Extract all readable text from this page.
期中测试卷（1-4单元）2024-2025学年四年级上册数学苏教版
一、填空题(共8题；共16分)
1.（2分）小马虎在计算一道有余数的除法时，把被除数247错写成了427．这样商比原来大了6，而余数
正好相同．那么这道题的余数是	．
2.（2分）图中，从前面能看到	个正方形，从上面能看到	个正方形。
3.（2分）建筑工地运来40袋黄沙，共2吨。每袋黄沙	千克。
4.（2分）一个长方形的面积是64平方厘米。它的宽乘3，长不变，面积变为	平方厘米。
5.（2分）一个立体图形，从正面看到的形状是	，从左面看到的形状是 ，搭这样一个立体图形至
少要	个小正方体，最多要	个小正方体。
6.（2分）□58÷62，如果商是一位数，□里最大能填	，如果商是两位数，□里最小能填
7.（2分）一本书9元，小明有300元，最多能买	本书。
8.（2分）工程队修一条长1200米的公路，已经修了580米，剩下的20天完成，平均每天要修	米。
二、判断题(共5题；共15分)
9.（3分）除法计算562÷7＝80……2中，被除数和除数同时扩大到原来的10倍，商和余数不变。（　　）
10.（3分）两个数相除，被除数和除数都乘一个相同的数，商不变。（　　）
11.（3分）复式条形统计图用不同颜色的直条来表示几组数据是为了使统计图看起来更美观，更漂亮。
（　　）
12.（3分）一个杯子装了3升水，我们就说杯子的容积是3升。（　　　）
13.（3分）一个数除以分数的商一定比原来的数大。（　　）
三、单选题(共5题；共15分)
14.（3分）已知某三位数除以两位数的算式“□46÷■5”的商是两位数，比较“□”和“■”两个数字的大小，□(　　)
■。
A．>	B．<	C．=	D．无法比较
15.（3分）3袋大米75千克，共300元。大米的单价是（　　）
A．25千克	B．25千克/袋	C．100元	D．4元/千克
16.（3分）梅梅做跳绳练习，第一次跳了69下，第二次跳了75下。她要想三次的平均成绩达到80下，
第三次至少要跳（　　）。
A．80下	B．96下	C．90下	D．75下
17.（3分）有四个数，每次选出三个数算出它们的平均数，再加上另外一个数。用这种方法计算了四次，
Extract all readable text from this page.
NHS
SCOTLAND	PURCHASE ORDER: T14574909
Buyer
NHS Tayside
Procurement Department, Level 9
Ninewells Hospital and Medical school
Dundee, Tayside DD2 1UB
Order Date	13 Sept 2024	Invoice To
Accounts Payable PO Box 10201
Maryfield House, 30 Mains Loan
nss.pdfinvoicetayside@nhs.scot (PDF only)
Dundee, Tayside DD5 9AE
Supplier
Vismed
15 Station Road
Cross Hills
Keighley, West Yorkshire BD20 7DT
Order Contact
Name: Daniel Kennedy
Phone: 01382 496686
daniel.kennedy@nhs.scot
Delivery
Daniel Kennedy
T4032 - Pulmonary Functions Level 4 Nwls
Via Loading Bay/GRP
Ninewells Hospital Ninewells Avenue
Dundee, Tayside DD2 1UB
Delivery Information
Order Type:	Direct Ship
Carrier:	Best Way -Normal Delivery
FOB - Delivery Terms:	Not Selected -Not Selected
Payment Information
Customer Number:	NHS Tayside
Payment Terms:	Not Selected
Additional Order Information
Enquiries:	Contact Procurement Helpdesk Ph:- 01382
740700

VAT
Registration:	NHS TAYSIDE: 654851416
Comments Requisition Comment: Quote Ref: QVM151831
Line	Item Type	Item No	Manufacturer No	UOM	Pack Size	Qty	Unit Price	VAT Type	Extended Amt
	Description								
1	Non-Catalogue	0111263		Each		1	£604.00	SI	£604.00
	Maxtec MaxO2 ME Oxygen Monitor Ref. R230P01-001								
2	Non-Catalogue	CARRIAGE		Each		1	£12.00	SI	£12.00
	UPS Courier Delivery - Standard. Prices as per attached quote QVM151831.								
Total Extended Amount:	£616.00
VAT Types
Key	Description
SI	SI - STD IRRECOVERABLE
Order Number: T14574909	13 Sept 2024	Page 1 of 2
----
*Task to carry out*
Every line above should be retyped exactly as given.

*Written solution*
Extract all readable text from this page.
期中测试卷（1-4单元）2024-2025学年四年级上册数学苏教版
一、填空题(共8题；共16分)
1.（2分）小马虎在计算一道有余数的除法时，把被除数247错写成了427．这样商比原来大了6，而余数
正好相同．那么这道题的余数是	．
2.（2分）图中，从前面能看到	个正方形，从上面能看到	个正方形。
3.（2分）建筑工地运来40袋黄沙，共2吨。每袋黄沙	千克。
4.（2分）一个长方形的面积是64平方厘米。它的宽乘3，长不变，面积变为	平方厘米。
5.（2分）一个立体图形，从正面看到的形状是	，从左面看到的形状是 ，搭这样一个立体图形至
少要	个小正方体，最多要	个小正方体。
6.（2分）□58÷62，如果商是一位数，□里最大能填	，如果商是两位数，□里最小能填
7.（2分）一本书9元，小明有300元，最多能买	本书。
8.（2分）工程队修一条长1200米的公路，已经修了580米，剩下的20天完成，平均每天要修	米。
二、判断题(共5题；共15分)
9.（3分）除法计算562÷7＝80……2中，被除数和除数同时扩大到原来的10倍，商和余数不变。（　　）
10.（3分）两个数相除，被除数和除数都乘一个相同的数，商不变。（　　）
11.（3分）复式条形统计图用不同颜色的直条来表示几组数据是为了使统计图看起来更美观，更漂亮。
（　　）
12.（3分）一个杯子装了3升水，我们就说杯子的容积是3升。（　　　）
13.（3分）一个数除以分数的商一定比原来的数大。（　　）
三、单选题(共5题；共15分)
14.（3分）已知某三位数除以两位数的算式“□46÷■5”的商是两位数，比较“□”和“■”两个数字的大小，□(　　)
■。
A．>	B．<	C．=	D．无法比较
15.（3分）3袋大米75千克，共300元。大米的单价是（　　）
A．25千克	B．25千克/袋	C．100元	D．4元/千克
16.（3分）梅梅做跳绳练习，第一次跳了69下，第二次跳了75下。她要想三次的平均成绩达到80下，
第三次至少要跳（　　）。
A．80下	B．96下	C．90下	D．75下
17.（3分）有四个数，每次选出三个数算出它们的平均数，再加上另外一个数。用这种方法计算了四次，
Extract all readable text from this page.
NHS
SCOTLAND	PURCHASE ORDER: T14574909
Buyer
NHS Tayside
Procurement Department, Level 9
Ninewells Hospital and Medical school
Dundee, Tayside DD2 1UB
Order Date	13 Sept 2024	Invoice To
Accounts Payable PO Box 10201
Maryfield House, 30 Mains Loan
nss.pdfinvoicetayside@nhs.scot (PDF only)
Dundee, Tayside DD5 9AE
Supplier
Vismed
15 Station Road
Cross Hills
Keighley, West Yorkshire BD20 7DT
Order Contact
Name: Daniel Kennedy
Phone: 01382 496686
daniel.kennedy@nhs.scot
Delivery
Daniel Kennedy
T4032 - Pulmonary Functions Level 4 Nwls
Via Loading Bay/GRP
Ninewells Hospital Ninewells Avenue
Dundee, Tayside DD2 1UB
Delivery Information
Order Type:	Direct Ship
Carrier:	Best Way -Normal Delivery
FOB - Delivery Terms:	Not Selected -Not Selected
Payment Information
Customer Number:	NHS Tayside
Payment Terms:	Not Selected
Additional Order Information
Enquiries:	Contact Procurement Helpdesk Ph:- 01382
740700

VAT
Registration:	NHS TAYSIDE: 654851416
Comments Requisition Comment: Quote Ref: QVM151831
Line	Item Type	Item No	Manufacturer No	UOM	Pack Size	Qty	Unit Price	VAT Type	Extended Amt
	Description								
1	Non-Catalogue	0111263		Each		1	£604.00	SI	£604.00
	Maxtec MaxO2 ME Oxygen Monitor Ref. R230P01-001								
2	Non-Catalogue	CARRIAGE		Each		1	£12.00	SI	£12.00
	UPS Courier Delivery - Standard. Prices as per attached quote QVM151831.								
Total Extended Amount:	£616.00
VAT Types
Key	Description
SI	SI - STD IRRECOVERABLE
Order Number: T14574909	13 Sept 2024	Page 1 of 2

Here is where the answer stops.